Seitenauszug »
# # # #

Soll und kann ich Marotten abgewöhnen?
Und wie sollten Eltern mit den Angewohnheiten des Kindes umgehen? „In der Regel hören solche Rituale nach ein paar Monaten von selbst wieder auf“, sagt der Kinderpsychiater. Eltern sollten ihren Kindern die Zeit geben. Das gelte auch bei „schrägen“ Dingen wie eingebildeten Freunden. Ein guter Orientierungspunkt könne hier sein, ob die jeweilige Marotte auch zum Entwicklungsstand des Kindes passt. Magische Vorstellungen seien bis zum Grundschulalter völlig okay.
Möchten Eltern dem Kind solch ein Verhalten dennoch gerne abgewöhnen, dann sollten sie sich zunächst fragen: Welche Funktion erfüllt das jeweilige Ritual für mein Kind? Danach könne man gezielter auf die Bedürfnisse des Kindes eingehen und funktionale Alternativen suchen, die die Marotte möglicherweise ersetzen, sagt Stephan Bender. Ganz vereinfacht ausgedrückt: Merkt man, dass das Kind ständig mit sämtlichen Stofftieren dauerkuschelt, könnte man sich einfach selbst öfter als Kuschelpartner anbieten. Ob die Tiere dann nicht trotzdem angesagt bleiben, ist natürlich offen.
Wenn leichte Rituale zum echten Zwang werden
Was bedeutet Zwangsstörung?
Bei einer Zwangsstörung zeigen sich im Unterschied zu kleinen Marotten nachweisbare biologische Veränderungen im Gehirn der Patienten. Genetische Ursachen können mit eine Rolle spielen. Bei einer Zwangsstörung ist eine psychotherapeutische Behandlung und/oder eine medikamentöse Behandlung notwendig, da dieses Störungsbild sehr hartnäckig ist.

# # # #

Arbeitsanweisung 1 »
Fasse den Seitenauszug in zwei Sätzen zusammen.
Arbeitsanweisung 2 »
Gib den Seitenauszug von „Bei einer Zwangsstörung zeigen“ bis einschließlich „sehr hartnäckig ist.“ wieder und ersetze dabei „Zwangsstörung“ durch „Zwangserkrankung“.
Die Einträge stammen aus einer anderen Quelle.

(Einträge aus einem Datensatz)
# # # #

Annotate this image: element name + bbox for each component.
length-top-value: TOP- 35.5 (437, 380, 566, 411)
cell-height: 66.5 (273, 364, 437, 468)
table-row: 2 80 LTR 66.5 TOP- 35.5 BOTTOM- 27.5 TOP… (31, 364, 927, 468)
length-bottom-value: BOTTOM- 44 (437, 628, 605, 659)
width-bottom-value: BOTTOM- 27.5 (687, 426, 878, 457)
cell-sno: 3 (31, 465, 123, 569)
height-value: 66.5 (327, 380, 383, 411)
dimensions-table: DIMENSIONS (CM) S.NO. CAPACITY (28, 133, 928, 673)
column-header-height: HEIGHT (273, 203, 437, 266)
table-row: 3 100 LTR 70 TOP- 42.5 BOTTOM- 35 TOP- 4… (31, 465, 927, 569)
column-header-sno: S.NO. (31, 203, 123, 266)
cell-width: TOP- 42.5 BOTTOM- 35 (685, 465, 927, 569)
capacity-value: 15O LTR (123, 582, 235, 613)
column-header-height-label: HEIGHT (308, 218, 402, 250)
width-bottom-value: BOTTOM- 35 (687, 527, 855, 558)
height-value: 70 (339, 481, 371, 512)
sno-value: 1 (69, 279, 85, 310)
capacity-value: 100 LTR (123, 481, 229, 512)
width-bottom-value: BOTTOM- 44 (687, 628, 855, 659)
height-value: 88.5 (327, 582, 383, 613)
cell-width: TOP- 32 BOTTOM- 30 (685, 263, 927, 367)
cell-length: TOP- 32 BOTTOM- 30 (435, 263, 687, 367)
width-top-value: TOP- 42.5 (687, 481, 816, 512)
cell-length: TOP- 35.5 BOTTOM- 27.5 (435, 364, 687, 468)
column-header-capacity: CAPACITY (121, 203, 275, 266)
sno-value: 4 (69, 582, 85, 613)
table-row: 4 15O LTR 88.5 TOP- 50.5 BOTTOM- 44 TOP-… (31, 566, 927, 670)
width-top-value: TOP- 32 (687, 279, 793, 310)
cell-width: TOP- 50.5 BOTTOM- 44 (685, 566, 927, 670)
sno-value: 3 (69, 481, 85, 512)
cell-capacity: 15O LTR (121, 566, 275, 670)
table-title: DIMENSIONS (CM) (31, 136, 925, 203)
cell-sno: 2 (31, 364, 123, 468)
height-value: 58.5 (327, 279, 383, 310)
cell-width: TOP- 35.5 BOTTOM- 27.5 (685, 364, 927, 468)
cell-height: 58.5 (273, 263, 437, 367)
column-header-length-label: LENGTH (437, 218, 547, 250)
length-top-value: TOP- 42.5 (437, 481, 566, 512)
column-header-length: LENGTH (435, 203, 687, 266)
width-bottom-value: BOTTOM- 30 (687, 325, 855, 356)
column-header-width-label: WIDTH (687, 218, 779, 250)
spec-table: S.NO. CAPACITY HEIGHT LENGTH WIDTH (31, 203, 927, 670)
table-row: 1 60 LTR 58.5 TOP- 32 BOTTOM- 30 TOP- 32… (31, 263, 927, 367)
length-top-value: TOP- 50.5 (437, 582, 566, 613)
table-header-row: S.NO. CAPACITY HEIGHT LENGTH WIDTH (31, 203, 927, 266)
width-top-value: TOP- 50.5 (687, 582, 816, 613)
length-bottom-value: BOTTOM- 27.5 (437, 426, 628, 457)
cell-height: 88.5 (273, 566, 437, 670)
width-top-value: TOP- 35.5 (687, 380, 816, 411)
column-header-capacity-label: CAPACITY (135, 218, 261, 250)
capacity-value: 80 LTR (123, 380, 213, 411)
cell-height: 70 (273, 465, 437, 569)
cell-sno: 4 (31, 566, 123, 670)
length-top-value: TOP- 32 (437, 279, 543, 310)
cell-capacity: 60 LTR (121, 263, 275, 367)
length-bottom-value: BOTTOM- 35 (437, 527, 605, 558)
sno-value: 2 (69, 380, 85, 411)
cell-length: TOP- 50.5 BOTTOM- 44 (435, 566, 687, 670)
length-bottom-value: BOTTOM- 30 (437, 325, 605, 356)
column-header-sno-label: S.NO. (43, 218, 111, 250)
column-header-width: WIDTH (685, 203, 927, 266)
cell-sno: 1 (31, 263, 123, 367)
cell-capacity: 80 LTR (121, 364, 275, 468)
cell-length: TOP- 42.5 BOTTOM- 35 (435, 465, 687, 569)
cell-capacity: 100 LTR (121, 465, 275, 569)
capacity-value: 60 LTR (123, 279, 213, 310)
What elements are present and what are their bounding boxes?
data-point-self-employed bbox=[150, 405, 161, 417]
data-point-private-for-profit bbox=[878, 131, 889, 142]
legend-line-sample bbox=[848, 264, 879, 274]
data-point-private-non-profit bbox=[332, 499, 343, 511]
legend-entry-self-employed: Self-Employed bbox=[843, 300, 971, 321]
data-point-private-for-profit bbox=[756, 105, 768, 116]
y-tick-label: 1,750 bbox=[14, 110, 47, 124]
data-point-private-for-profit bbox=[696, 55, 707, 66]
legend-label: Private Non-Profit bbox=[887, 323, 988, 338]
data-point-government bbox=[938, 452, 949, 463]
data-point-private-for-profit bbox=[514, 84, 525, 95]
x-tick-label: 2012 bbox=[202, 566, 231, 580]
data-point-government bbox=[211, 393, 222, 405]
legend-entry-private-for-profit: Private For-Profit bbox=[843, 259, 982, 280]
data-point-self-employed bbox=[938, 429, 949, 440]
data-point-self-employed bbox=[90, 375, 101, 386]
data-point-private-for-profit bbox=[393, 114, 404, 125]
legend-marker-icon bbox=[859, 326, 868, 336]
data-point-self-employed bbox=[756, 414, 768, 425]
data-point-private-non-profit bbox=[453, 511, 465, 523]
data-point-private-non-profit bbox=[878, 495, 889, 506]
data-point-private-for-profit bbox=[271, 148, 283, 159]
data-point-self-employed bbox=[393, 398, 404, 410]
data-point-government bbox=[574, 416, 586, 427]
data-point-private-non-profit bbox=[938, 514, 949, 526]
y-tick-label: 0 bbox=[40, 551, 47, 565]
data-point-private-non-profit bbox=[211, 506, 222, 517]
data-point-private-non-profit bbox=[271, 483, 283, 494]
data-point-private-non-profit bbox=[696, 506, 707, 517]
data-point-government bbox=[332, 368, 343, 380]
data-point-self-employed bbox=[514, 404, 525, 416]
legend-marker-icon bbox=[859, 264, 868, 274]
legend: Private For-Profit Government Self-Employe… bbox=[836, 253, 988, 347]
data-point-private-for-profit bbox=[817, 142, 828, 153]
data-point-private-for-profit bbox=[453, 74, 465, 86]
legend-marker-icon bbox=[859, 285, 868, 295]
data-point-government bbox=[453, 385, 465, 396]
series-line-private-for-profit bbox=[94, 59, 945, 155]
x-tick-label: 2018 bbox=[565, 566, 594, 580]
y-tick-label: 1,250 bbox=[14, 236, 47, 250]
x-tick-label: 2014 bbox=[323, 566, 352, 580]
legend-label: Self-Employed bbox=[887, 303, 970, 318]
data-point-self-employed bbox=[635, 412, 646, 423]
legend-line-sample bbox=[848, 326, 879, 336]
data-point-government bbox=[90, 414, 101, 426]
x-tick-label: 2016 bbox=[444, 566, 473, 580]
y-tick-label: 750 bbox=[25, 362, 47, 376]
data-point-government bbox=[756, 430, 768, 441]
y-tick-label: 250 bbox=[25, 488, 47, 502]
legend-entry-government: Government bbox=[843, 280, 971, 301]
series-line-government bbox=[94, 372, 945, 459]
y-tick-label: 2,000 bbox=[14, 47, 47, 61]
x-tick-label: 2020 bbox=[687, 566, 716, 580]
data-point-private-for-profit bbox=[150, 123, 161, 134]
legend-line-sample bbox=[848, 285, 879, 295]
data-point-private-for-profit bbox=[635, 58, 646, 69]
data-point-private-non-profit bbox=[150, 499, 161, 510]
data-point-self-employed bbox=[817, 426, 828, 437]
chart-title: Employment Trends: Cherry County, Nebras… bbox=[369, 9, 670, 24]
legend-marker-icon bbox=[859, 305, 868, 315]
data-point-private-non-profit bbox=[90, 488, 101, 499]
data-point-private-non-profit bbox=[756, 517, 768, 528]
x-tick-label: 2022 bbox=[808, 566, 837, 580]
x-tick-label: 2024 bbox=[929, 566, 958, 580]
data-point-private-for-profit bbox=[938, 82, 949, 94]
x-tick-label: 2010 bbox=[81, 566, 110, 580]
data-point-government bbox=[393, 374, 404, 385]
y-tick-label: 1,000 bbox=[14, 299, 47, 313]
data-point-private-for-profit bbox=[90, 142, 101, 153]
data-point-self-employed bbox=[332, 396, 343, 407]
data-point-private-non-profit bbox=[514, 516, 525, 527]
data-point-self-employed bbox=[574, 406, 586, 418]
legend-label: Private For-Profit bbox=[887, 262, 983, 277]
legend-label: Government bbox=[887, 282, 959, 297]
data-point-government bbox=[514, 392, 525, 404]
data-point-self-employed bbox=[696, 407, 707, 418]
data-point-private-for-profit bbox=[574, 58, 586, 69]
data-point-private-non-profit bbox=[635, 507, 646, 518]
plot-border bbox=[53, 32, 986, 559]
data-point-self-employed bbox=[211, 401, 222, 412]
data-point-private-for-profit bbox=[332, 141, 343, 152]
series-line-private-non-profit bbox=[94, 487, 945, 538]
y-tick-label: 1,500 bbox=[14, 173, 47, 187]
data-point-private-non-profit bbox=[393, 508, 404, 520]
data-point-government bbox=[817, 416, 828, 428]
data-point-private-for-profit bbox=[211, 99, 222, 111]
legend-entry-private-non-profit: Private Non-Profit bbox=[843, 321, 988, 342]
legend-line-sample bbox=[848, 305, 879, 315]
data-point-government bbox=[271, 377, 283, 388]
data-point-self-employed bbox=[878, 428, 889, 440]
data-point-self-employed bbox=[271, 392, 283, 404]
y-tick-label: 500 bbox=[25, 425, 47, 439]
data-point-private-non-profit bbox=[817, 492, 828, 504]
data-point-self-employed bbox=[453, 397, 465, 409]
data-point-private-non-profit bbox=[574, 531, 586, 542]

# # # #

Antwort 1 »
Laut einem Kinderpsychiater hören Marotten bei Kindern meist nach ein paar Monaten von selbst auf, und Eltern sollten ihren Kindern diese Zeit geben. Wer ein Ritual dennoch abgewöhnen möchte, sollte zuerst fragen, welche Funktion es für das Kind erfüllt, während eine Zwangsstörung nachweisbare biologische Veränderungen im Gehirn zeigt und eine psychotherapeutische und/oder medikamentöse Behandlung erfordert.

Antwort 2 »
Bei einer Zwangserkrankung zeigen sich im Unterschied zu kleinen Marotten nachweisbare biologische Veränderungen im Gehirn der Patienten. Genetische Ursachen können mit eine Rolle spielen. Bei einer Zwangserkrankung ist eine psychotherapeutische Behandlung und/oder eine medikamentöse Behandlung notwendig, da dieses Störungsbild sehr hartnäckig ist.